* [Extracted data]:
************
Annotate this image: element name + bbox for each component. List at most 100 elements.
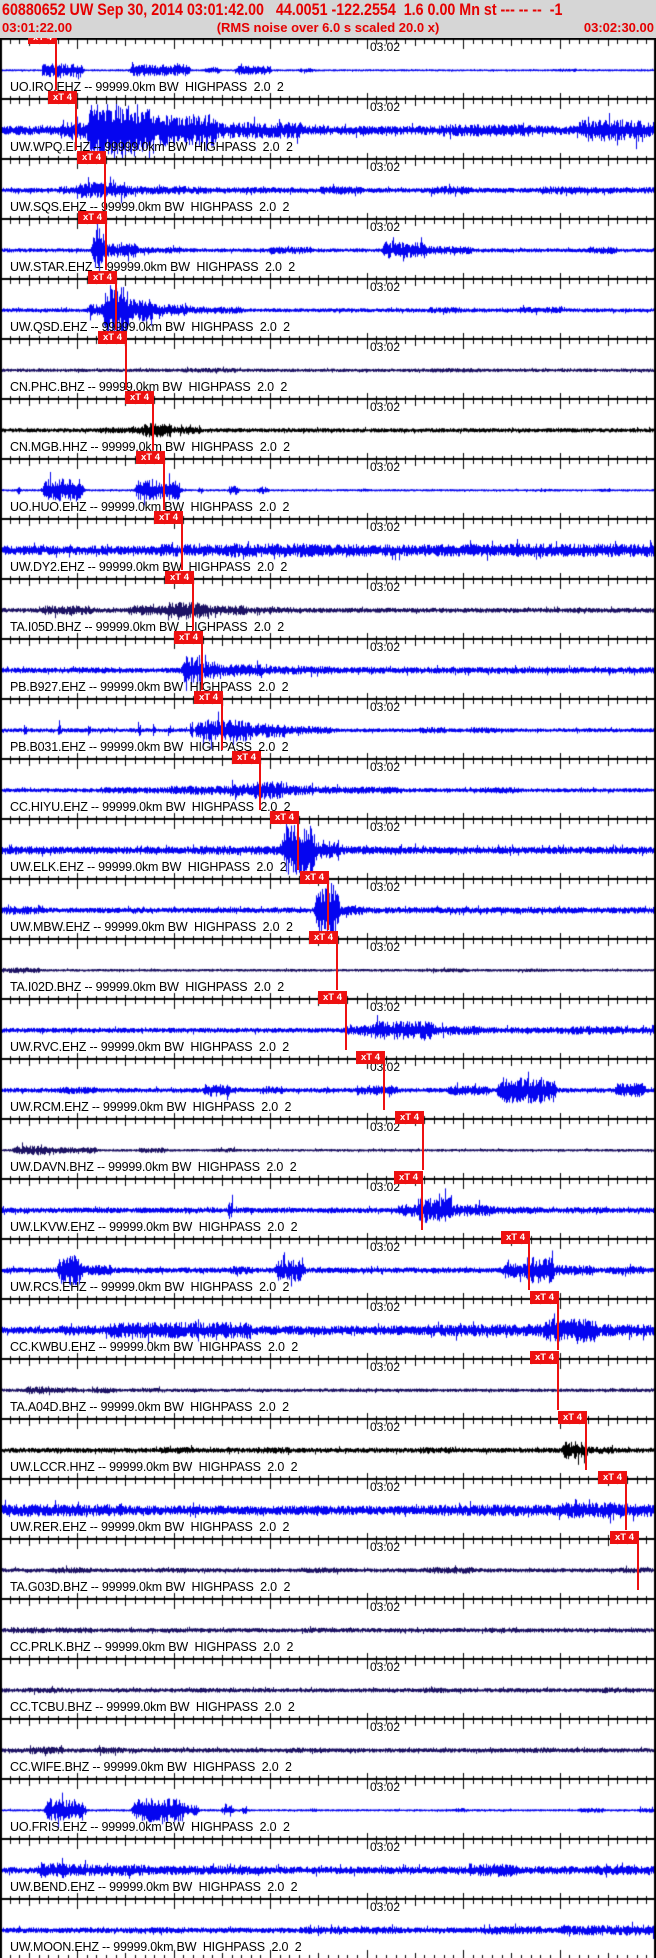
************
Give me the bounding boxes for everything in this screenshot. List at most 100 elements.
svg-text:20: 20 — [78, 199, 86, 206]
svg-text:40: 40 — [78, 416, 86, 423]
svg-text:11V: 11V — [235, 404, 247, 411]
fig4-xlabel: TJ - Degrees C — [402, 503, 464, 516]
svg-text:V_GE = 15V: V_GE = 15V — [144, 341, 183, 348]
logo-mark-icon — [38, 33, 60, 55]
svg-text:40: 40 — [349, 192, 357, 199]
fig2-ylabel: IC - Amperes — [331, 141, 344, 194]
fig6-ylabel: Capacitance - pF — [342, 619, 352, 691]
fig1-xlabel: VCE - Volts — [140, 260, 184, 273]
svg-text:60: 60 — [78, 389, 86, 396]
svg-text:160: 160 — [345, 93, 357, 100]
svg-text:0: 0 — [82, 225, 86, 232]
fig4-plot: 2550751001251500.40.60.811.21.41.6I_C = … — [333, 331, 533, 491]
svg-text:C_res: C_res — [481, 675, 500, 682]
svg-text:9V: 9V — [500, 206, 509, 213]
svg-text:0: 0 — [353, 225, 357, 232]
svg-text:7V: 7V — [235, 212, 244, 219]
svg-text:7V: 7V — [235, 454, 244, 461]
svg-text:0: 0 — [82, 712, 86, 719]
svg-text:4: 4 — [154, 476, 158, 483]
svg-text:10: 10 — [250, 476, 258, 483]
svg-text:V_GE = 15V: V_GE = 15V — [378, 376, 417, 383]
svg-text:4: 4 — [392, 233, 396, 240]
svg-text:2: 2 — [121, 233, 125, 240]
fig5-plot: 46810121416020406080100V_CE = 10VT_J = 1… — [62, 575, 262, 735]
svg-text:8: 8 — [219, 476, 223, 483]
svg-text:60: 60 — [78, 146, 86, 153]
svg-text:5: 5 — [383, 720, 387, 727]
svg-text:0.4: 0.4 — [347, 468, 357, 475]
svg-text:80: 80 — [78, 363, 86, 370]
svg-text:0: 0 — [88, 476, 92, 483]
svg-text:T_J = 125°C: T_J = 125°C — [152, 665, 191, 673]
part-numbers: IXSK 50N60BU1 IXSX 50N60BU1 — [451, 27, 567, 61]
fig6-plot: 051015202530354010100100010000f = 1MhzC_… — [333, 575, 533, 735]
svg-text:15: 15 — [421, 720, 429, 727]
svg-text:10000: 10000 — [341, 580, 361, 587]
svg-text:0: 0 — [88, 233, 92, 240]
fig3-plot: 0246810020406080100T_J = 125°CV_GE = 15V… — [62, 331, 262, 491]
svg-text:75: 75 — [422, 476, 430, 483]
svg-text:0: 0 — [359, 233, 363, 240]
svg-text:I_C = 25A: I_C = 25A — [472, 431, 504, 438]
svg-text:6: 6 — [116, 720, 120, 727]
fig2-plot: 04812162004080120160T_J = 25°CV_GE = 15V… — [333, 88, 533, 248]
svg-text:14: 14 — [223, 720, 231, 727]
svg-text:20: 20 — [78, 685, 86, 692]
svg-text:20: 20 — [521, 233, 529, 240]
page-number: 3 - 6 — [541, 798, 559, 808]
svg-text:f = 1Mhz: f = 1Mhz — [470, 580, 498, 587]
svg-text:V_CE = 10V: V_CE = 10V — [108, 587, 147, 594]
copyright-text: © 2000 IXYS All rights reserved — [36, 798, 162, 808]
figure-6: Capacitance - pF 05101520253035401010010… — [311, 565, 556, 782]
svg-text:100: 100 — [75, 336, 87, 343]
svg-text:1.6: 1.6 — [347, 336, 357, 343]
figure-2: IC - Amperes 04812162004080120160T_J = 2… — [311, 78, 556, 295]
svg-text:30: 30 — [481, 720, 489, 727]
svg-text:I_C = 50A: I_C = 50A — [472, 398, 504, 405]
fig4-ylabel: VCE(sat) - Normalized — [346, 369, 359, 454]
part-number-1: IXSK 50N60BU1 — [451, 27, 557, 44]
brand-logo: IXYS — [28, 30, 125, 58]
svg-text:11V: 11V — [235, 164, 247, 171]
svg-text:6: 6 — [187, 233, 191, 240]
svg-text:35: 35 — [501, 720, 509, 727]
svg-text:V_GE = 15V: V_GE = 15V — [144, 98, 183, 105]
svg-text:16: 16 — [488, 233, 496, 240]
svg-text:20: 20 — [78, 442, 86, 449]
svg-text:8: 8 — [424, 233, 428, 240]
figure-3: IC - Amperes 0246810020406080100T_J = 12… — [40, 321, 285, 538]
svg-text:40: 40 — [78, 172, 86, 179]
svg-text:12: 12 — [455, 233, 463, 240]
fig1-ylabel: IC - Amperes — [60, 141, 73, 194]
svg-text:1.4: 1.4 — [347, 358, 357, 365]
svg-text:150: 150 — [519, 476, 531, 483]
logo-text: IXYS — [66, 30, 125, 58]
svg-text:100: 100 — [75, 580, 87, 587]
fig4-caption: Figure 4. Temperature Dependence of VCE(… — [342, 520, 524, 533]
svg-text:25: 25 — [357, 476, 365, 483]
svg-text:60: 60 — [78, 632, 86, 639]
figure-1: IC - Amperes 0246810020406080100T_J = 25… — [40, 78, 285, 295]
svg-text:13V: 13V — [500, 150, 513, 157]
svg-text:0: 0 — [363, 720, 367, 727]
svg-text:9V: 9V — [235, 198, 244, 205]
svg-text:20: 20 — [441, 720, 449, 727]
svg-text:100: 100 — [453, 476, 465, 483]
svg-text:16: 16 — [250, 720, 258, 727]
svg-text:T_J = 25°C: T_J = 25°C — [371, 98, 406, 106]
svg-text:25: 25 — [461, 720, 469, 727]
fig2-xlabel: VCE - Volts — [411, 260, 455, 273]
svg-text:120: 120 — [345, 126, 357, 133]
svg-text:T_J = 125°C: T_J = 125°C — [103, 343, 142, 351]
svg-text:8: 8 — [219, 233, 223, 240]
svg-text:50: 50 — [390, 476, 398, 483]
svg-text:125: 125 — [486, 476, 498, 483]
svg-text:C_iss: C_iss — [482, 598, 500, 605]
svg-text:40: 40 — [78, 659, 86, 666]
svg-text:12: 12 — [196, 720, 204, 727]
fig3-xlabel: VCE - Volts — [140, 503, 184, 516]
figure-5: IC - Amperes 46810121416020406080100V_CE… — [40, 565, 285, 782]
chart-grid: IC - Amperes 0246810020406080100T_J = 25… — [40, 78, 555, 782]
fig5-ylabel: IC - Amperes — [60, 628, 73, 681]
************
* [Exercise goal]: Could you print the records from the line with "Give me the" to the line with "svg-text:0: 0 — [82, 712, 86, 719]", copying them unchanged?

* [Right answer]:
Give me the bounding boxes for everything in this screenshot. List at most 100 elements.
svg-text:20: 20 — [78, 199, 86, 206]
svg-text:40: 40 — [78, 416, 86, 423]
svg-text:11V: 11V — [235, 404, 247, 411]
fig4-xlabel: TJ - Degrees C — [402, 503, 464, 516]
svg-text:V_GE = 15V: V_GE = 15V — [144, 341, 183, 348]
logo-mark-icon — [38, 33, 60, 55]
svg-text:40: 40 — [349, 192, 357, 199]
fig2-ylabel: IC - Amperes — [331, 141, 344, 194]
fig6-ylabel: Capacitance - pF — [342, 619, 352, 691]
fig1-xlabel: VCE - Volts — [140, 260, 184, 273]
svg-text:60: 60 — [78, 389, 86, 396]
svg-text:160: 160 — [345, 93, 357, 100]
svg-text:0: 0 — [82, 225, 86, 232]
fig4-plot: 2550751001251500.40.60.811.21.41.6I_C = … — [333, 331, 533, 491]
svg-text:C_res: C_res — [481, 675, 500, 682]
svg-text:9V: 9V — [500, 206, 509, 213]
svg-text:0: 0 — [353, 225, 357, 232]
svg-text:7V: 7V — [235, 212, 244, 219]
svg-text:7V: 7V — [235, 454, 244, 461]
svg-text:0: 0 — [82, 712, 86, 719]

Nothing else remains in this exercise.